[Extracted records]
begin
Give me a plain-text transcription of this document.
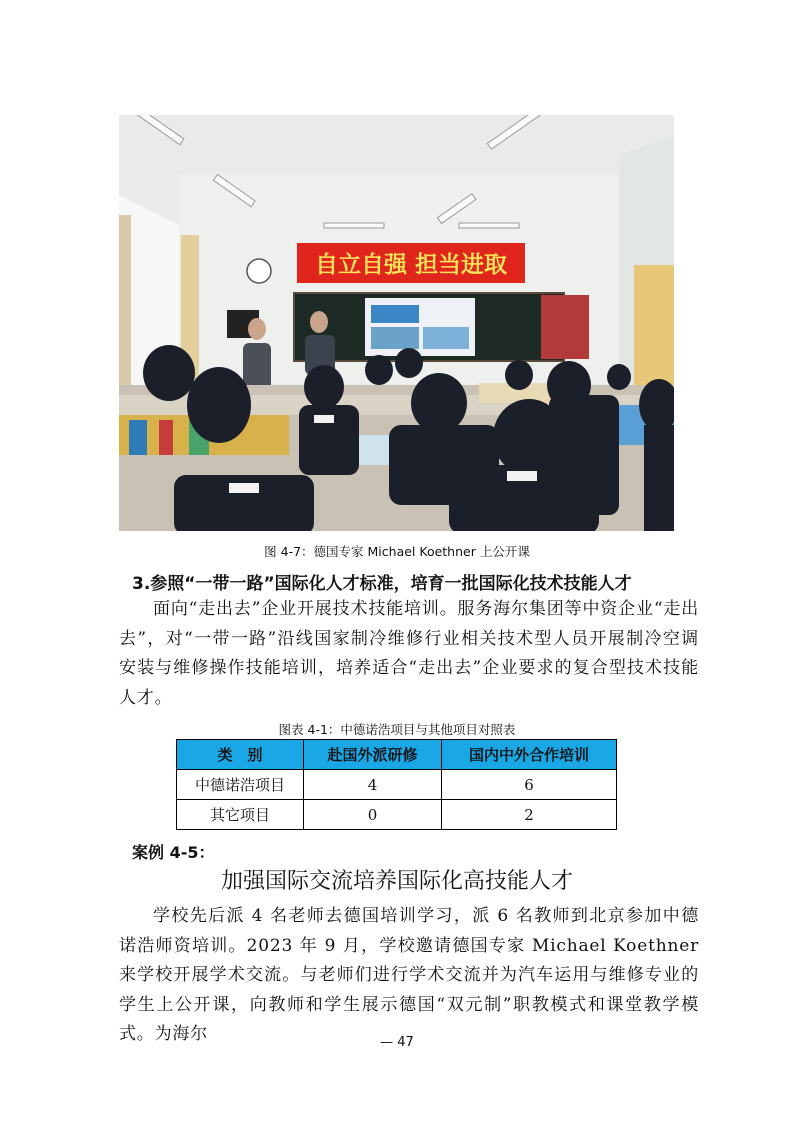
自立自强 担当进取
图 4-7：德国专家 Michael Koethner 上公开课
3.参照“一带一路”国际化人才标准，培育一批国际化技术技能人才

面向“走出去”企业开展技术技能培训。服务海尔集团等中资企业“走出去”，对“一带一路”沿线国家制冷维修行业相关技术型人员开展制冷空调安装与维修操作技能培训，培养适合“走出去”企业要求的复合型技术技能人才。

图表 4-1：中德诺浩项目与其他项目对照表
类　别	赴国外派研修	国内中外合作培训
中德诺浩项目	4	6
其它项目	0	2
案例 4-5：
加强国际交流培养国际化高技能人才

学校先后派 4 名老师去德国培训学习，派 6 名教师到北京参加中德诺浩师资培训。2023 年 9 月，学校邀请德国专家 Michael Koethner 来学校开展学术交流。与老师们进行学术交流并为汽车运用与维修专业的学生上公开课，向教师和学生展示德国“双元制”职教模式和课堂教学模式。为海尔	— 47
end
#### [EXERCISE DIRECTIONS]
Reproduce all the entries that precede this task, word for word, minus any pictures.

#### [TASK OUTPUT]
Give me a plain-text transcription of this document.
自立自强 担当进取
图 4-7：德国专家 Michael Koethner 上公开课
3.参照“一带一路”国际化人才标准，培育一批国际化技术技能人才

面向“走出去”企业开展技术技能培训。服务海尔集团等中资企业“走出去”，对“一带一路”沿线国家制冷维修行业相关技术型人员开展制冷空调安装与维修操作技能培训，培养适合“走出去”企业要求的复合型技术技能人才。

图表 4-1：中德诺浩项目与其他项目对照表
类　别	赴国外派研修	国内中外合作培训
中德诺浩项目	4	6
其它项目	0	2
案例 4-5：
加强国际交流培养国际化高技能人才

学校先后派 4 名老师去德国培训学习，派 6 名教师到北京参加中德诺浩师资培训。2023 年 9 月，学校邀请德国专家 Michael Koethner 来学校开展学术交流。与老师们进行学术交流并为汽车运用与维修专业的学生上公开课，向教师和学生展示德国“双元制”职教模式和课堂教学模式。为海尔	— 47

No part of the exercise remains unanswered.